— start of MATERIAL SUPPLIED —

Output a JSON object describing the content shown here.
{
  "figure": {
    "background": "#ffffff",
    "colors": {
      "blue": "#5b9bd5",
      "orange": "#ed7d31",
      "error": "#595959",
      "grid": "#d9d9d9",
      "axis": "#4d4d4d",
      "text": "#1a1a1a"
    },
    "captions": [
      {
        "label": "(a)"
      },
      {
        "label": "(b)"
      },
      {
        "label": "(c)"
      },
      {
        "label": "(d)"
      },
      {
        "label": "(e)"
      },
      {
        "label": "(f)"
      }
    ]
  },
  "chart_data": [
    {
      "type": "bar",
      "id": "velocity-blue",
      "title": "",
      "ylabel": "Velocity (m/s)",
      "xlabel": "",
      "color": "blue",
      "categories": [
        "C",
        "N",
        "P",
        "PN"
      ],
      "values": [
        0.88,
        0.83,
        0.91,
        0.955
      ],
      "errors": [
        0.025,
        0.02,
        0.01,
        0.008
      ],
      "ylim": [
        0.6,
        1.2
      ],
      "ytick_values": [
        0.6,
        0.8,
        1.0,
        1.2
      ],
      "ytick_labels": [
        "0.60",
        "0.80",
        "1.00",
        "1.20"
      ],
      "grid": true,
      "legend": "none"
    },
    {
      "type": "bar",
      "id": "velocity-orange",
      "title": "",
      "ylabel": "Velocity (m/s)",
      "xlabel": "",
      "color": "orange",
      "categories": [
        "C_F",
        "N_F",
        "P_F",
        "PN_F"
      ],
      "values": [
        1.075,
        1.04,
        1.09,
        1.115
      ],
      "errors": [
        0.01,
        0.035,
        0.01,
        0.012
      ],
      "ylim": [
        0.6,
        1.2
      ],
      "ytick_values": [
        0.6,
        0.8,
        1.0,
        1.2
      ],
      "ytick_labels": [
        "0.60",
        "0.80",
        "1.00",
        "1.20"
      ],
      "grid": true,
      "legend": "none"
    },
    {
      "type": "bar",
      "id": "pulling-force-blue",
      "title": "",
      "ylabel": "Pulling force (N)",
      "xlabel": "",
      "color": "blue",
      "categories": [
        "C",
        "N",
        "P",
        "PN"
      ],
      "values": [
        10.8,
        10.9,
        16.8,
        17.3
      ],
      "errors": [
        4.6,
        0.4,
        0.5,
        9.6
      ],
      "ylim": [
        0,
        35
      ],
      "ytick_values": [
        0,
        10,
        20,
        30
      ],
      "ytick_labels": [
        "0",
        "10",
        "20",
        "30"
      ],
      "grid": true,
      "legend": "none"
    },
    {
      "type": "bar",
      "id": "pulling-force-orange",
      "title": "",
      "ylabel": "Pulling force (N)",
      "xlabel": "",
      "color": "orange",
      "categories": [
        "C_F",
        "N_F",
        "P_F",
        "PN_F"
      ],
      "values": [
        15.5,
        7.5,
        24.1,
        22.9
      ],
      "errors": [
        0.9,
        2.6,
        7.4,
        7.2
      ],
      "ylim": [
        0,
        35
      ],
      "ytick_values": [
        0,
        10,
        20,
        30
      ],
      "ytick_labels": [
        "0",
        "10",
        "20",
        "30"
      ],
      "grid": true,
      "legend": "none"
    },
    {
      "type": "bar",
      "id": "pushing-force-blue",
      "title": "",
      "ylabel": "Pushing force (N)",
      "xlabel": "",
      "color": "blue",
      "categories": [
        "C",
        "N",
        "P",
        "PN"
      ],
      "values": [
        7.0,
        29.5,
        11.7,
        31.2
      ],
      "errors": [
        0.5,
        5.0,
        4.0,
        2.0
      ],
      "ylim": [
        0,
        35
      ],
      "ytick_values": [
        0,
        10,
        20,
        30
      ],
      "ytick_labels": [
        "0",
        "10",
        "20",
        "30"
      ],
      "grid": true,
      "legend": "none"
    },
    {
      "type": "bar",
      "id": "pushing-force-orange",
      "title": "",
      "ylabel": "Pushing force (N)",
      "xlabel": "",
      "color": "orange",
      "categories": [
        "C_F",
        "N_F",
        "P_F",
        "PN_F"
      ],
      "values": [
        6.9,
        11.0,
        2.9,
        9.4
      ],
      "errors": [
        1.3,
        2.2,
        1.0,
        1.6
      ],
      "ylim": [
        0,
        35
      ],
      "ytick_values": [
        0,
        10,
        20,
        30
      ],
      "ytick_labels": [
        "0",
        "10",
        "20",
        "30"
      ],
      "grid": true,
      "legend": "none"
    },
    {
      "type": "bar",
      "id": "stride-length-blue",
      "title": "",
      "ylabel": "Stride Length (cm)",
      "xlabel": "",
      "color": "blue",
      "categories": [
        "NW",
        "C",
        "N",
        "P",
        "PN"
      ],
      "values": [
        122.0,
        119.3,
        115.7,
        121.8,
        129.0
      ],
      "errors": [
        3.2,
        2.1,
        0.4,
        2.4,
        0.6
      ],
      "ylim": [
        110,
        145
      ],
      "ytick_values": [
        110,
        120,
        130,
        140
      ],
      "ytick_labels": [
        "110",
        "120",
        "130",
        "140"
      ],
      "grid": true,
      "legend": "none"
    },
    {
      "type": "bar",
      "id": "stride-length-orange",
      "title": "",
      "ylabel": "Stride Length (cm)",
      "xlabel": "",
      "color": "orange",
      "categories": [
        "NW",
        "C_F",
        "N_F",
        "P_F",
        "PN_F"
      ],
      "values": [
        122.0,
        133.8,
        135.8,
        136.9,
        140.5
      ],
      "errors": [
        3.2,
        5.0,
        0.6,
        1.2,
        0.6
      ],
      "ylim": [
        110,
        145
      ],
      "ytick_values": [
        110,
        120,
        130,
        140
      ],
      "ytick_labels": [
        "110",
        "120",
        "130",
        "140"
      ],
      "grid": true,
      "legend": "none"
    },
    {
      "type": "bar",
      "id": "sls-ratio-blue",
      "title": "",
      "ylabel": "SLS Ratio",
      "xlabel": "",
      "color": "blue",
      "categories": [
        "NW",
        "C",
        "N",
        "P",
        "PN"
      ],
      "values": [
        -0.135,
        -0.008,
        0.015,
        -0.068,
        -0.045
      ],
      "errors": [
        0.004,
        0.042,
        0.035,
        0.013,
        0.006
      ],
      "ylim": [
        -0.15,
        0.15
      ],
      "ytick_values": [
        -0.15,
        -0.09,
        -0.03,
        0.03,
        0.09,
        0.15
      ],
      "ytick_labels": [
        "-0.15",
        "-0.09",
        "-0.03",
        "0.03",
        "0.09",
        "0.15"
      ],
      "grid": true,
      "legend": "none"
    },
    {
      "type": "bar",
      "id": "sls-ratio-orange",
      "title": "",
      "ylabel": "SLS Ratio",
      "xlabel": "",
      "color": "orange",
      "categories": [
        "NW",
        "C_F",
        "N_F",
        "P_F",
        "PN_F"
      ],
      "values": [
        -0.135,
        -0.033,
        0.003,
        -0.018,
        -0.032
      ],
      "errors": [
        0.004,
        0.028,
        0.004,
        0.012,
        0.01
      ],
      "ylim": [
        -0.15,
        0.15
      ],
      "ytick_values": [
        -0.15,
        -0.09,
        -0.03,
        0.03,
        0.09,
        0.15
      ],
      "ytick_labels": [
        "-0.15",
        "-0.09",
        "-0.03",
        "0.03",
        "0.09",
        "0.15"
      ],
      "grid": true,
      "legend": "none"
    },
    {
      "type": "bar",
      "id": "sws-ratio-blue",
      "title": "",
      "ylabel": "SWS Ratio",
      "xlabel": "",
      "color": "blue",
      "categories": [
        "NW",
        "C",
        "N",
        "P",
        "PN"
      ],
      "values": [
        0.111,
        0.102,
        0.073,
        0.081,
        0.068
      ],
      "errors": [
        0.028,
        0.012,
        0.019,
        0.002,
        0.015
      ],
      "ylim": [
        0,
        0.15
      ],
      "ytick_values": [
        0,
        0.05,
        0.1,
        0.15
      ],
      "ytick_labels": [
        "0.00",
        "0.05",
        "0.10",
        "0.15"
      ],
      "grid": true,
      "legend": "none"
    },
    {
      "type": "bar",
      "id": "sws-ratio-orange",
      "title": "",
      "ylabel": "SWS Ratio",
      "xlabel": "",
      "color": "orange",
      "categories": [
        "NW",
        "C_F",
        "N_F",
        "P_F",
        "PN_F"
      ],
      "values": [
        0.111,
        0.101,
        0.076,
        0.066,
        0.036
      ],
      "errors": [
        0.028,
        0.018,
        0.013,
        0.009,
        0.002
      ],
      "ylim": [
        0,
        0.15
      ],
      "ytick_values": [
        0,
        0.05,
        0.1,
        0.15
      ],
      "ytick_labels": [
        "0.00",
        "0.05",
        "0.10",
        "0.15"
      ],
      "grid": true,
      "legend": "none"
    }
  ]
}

— end of MATERIAL SUPPLIED —

- _WRITTEN INSTRUCTION_: Pick out lines containing the word "force", each one as written.

- _COMPLETED TASK_:
      "id": "pulling-force-blue",
      "ylabel": "Pulling force (N)",
      "id": "pulling-force-orange",
      "ylabel": "Pulling force (N)",
      "id": "pushing-force-blue",
      "ylabel": "Pushing force (N)",
      "id": "pushing-force-orange",
      "ylabel": "Pushing force (N)",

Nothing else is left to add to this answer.